───── Data excerpts
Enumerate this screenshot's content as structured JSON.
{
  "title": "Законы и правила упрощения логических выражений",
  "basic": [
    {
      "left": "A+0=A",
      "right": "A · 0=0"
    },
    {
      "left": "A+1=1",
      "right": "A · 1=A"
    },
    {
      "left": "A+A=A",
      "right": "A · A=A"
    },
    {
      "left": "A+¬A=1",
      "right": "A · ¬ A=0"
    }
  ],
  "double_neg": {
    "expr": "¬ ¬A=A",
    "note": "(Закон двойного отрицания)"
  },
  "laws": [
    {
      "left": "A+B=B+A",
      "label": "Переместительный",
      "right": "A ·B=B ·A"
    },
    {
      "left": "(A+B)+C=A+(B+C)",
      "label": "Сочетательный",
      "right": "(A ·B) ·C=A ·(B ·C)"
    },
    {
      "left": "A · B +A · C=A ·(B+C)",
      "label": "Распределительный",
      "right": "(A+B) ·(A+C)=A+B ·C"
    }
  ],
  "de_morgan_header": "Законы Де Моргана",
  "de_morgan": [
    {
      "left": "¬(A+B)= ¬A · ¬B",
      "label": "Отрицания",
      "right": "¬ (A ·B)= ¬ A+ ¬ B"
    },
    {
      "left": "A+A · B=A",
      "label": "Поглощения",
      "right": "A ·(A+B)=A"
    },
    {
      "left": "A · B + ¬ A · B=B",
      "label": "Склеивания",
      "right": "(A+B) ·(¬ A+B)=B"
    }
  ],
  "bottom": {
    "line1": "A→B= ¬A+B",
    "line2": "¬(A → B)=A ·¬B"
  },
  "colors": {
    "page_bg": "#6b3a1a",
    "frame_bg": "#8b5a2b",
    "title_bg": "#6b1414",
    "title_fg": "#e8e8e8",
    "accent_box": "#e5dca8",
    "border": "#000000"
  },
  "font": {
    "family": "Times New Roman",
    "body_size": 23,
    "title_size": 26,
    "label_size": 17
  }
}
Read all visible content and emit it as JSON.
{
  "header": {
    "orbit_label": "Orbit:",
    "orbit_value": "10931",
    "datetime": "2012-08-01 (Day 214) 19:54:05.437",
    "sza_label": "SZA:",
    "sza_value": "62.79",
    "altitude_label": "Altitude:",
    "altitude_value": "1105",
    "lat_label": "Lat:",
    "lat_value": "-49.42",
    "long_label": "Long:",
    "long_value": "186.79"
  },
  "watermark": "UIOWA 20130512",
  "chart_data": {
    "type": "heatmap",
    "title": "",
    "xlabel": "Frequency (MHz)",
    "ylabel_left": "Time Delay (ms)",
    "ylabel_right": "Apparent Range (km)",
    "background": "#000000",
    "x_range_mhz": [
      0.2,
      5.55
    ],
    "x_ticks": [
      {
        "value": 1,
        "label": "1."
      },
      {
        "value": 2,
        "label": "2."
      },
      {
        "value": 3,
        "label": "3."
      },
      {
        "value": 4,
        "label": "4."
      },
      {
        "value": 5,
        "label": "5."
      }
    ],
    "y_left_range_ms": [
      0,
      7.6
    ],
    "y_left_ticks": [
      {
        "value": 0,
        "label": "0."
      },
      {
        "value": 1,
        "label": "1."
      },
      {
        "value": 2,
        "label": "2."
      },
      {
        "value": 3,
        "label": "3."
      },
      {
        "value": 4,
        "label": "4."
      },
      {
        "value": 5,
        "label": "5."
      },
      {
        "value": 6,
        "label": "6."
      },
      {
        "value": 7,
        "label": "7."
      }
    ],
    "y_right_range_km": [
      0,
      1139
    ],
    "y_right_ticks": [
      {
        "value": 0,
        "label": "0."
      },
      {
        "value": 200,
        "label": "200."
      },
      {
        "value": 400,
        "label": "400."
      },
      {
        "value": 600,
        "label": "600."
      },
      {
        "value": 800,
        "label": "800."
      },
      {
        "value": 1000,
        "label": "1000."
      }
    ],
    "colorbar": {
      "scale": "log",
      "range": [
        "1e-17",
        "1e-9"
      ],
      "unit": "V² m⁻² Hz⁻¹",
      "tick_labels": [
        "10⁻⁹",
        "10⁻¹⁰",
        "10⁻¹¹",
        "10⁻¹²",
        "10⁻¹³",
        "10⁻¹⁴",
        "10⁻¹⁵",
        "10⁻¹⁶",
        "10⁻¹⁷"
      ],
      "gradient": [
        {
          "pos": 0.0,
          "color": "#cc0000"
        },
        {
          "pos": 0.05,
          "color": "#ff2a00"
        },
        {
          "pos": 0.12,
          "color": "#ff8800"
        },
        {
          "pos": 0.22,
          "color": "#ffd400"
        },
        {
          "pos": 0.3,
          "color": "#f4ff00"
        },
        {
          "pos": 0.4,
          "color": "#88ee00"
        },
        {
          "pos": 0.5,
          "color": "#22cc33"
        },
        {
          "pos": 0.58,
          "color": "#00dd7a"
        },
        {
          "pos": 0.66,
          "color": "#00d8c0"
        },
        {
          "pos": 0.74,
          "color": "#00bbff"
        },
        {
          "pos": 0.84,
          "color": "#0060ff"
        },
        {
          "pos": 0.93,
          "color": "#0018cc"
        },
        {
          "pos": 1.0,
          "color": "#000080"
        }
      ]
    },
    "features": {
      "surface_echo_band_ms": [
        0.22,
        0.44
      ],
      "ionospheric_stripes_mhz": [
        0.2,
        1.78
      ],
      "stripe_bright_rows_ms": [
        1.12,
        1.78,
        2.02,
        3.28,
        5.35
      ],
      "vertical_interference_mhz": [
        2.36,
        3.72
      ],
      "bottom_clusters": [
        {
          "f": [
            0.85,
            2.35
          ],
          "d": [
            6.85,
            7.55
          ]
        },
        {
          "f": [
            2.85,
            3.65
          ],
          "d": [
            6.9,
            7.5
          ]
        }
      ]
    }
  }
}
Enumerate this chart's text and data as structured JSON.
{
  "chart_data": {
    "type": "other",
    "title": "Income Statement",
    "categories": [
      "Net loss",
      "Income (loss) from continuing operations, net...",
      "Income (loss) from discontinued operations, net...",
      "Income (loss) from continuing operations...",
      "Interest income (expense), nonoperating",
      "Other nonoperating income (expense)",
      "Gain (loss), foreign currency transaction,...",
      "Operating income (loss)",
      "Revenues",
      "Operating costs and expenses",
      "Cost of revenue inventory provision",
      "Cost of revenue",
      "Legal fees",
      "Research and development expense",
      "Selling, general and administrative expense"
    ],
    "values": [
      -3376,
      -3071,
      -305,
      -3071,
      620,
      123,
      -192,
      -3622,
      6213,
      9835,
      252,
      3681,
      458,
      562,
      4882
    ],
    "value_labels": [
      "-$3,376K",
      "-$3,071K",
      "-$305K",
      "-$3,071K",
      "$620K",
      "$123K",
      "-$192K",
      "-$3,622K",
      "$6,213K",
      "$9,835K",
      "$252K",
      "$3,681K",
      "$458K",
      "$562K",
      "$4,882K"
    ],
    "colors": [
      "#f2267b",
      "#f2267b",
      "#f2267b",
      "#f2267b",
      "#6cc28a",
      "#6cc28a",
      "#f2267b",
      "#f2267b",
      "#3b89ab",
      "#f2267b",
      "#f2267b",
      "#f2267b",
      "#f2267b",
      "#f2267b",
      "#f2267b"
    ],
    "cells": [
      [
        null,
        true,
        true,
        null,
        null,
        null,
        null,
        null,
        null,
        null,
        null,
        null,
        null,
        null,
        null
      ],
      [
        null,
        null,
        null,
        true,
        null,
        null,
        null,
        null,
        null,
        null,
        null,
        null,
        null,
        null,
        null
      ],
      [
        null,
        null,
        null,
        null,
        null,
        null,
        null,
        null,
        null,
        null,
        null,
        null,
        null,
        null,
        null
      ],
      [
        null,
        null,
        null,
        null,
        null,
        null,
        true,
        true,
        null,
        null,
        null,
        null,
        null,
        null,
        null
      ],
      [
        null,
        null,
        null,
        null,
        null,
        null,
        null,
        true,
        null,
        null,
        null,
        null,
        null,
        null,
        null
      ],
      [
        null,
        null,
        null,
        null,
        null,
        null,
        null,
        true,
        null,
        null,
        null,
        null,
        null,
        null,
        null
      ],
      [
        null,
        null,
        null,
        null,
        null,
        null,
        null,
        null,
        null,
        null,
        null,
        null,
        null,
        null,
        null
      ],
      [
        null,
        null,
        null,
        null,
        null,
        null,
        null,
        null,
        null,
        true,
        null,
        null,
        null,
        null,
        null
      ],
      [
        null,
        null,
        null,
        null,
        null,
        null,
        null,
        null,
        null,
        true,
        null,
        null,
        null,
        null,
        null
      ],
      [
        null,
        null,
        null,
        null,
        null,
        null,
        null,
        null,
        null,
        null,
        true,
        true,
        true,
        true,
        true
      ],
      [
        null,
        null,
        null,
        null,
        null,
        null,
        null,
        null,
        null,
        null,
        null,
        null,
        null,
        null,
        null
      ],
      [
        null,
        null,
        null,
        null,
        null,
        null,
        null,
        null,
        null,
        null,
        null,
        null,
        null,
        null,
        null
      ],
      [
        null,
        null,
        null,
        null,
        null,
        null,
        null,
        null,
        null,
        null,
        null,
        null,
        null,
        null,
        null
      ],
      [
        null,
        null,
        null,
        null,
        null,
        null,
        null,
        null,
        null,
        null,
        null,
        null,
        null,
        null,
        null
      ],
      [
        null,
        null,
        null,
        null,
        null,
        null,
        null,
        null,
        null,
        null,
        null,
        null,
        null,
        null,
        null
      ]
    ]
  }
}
──────────
**What to produce**.
Search the records for the word "loss", then list every line that has it.

**Final result**.
      "Net loss",
      "Income (loss) from continuing operations, net...",
      "Income (loss) from discontinued operations, net...",
      "Income (loss) from continuing operations...",
      "Gain (loss), foreign currency transaction,...",
      "Operating income (loss)",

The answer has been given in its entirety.